Data entries
***
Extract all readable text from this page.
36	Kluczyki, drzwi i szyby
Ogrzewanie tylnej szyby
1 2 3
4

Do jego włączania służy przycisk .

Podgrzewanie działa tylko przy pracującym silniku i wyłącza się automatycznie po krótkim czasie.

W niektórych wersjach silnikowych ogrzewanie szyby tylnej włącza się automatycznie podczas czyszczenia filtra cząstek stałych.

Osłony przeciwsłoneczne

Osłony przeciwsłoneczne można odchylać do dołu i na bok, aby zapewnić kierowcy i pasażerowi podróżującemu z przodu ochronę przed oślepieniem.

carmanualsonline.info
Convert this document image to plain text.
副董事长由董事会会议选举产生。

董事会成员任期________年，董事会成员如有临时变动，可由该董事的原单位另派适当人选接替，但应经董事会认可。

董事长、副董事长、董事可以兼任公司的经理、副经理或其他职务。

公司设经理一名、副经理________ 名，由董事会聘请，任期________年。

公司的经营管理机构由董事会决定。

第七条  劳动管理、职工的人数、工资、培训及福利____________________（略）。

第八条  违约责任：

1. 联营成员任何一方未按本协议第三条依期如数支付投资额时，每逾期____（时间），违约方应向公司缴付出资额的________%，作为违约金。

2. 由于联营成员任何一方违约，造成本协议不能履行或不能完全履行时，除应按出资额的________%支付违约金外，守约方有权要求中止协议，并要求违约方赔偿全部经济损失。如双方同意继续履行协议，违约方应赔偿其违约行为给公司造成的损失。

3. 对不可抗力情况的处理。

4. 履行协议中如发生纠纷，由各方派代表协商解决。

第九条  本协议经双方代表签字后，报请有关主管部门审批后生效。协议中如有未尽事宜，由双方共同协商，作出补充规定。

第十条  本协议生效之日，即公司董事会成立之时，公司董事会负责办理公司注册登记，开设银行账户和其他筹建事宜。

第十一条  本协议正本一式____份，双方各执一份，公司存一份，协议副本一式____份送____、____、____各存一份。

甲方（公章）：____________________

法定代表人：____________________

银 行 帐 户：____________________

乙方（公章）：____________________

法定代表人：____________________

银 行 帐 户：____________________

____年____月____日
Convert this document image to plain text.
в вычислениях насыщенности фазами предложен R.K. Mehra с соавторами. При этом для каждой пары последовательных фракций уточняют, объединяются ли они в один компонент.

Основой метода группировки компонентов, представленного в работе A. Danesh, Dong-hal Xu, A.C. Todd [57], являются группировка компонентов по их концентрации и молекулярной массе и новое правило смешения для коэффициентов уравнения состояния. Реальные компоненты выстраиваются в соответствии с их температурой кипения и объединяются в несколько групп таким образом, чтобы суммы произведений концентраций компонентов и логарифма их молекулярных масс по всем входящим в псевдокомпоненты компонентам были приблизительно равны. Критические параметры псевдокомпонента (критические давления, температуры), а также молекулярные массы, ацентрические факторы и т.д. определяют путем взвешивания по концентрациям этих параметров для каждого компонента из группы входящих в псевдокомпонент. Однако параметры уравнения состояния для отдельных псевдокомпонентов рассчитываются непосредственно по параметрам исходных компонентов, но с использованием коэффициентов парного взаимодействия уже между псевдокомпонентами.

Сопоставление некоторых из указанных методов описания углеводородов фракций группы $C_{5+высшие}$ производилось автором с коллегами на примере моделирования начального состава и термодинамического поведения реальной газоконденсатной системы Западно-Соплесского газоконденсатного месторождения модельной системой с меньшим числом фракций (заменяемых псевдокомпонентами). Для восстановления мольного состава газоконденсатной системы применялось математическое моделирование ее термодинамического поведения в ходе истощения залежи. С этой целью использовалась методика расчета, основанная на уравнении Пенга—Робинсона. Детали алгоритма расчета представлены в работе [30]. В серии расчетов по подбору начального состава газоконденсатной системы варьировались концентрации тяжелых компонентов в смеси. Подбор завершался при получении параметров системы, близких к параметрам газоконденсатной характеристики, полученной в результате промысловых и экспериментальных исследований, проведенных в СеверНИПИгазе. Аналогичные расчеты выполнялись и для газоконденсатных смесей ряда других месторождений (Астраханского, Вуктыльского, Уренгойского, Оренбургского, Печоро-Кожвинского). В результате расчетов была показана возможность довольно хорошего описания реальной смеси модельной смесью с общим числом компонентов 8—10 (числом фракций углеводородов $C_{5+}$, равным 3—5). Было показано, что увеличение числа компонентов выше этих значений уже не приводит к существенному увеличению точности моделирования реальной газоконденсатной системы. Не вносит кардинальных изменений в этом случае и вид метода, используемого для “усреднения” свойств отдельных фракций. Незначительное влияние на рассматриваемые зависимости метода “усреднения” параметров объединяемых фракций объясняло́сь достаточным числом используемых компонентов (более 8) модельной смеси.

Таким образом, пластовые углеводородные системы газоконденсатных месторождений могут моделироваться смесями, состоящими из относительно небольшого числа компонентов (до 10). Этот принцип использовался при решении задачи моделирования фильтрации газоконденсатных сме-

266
***
**Your task:** Note every line above where the string "Osłony" shows up, and copy those lines.

**Exercise answer:**
Osłony przeciwsłoneczne
Osłony przeciwsłoneczne można odchylać do dołu i na bok, aby zapewnić kierowcy i pasażerowi podróżującemu z przodu ochronę przed oślepieniem.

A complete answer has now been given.